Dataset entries
##########
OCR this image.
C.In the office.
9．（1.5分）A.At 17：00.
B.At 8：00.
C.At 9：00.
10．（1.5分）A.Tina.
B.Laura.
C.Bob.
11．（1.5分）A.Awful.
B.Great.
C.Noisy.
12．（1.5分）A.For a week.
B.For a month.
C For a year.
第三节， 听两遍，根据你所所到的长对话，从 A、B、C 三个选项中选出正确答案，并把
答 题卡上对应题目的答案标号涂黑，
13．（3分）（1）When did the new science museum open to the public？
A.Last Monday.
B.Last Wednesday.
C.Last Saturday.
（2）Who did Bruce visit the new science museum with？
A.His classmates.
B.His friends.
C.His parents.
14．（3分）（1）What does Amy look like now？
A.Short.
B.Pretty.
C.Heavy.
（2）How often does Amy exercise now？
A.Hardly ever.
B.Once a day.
##########
▸ Exercise brief: Count the lines in the material above where the string "Last" appears, then state only that count.

▸ Solved exercise: 3